**TASK DATA**
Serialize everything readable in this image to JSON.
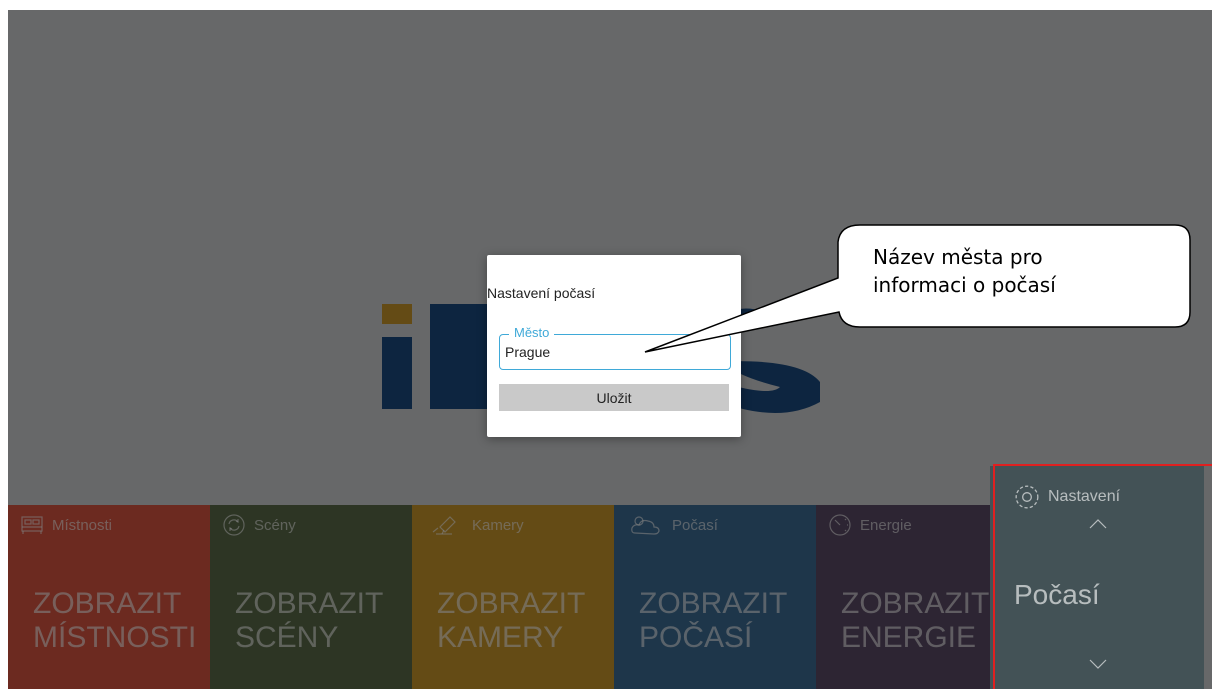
{
  "dialog": {
    "title": "Nastavení počasí",
    "field_label": "Město",
    "field_value": "Prague",
    "save_label": "Uložit"
  },
  "tiles": [
    {
      "label": "Místnosti",
      "action": "ZOBRAZIT MÍSTNOSTI",
      "icon": "bed-icon",
      "color": "#d85540"
    },
    {
      "label": "Scény",
      "action": "ZOBRAZIT SCÉNY",
      "icon": "refresh-circle-icon",
      "color": "#5a6b48"
    },
    {
      "label": "Kamery",
      "action": "ZOBRAZIT KAMERY",
      "icon": "camera-icon",
      "color": "#c9962b"
    },
    {
      "label": "Počasí",
      "action": "ZOBRAZIT POČASÍ",
      "icon": "cloud-sun-icon",
      "color": "#3d6d94"
    },
    {
      "label": "Energie",
      "action": "ZOBRAZIT ENERGIE",
      "icon": "gauge-icon",
      "color": "#5a4a66"
    }
  ],
  "settings_panel": {
    "title": "Nastavení",
    "value": "Počasí",
    "icon": "gear-icon",
    "color": "#86a4ac"
  },
  "callout": {
    "line1": "Název města pro",
    "line2": "informaci o počasí"
  },
  "colors": {
    "logo_gold": "#c9962b",
    "logo_blue": "#1a4b80",
    "accent": "#3fa9d8",
    "highlight_frame": "#e02020"
  }
}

**EXERCISE BRIEF**
Quote the data above in full and without alteration; skip the pictures.

**TASK ANSWER**
Serialize everything readable in this image to JSON.
{
  "dialog": {
    "title": "Nastavení počasí",
    "field_label": "Město",
    "field_value": "Prague",
    "save_label": "Uložit"
  },
  "tiles": [
    {
      "label": "Místnosti",
      "action": "ZOBRAZIT MÍSTNOSTI",
      "icon": "bed-icon",
      "color": "#d85540"
    },
    {
      "label": "Scény",
      "action": "ZOBRAZIT SCÉNY",
      "icon": "refresh-circle-icon",
      "color": "#5a6b48"
    },
    {
      "label": "Kamery",
      "action": "ZOBRAZIT KAMERY",
      "icon": "camera-icon",
      "color": "#c9962b"
    },
    {
      "label": "Počasí",
      "action": "ZOBRAZIT POČASÍ",
      "icon": "cloud-sun-icon",
      "color": "#3d6d94"
    },
    {
      "label": "Energie",
      "action": "ZOBRAZIT ENERGIE",
      "icon": "gauge-icon",
      "color": "#5a4a66"
    }
  ],
  "settings_panel": {
    "title": "Nastavení",
    "value": "Počasí",
    "icon": "gear-icon",
    "color": "#86a4ac"
  },
  "callout": {
    "line1": "Název města pro",
    "line2": "informaci o počasí"
  },
  "colors": {
    "logo_gold": "#c9962b",
    "logo_blue": "#1a4b80",
    "accent": "#3fa9d8",
    "highlight_frame": "#e02020"
  }
}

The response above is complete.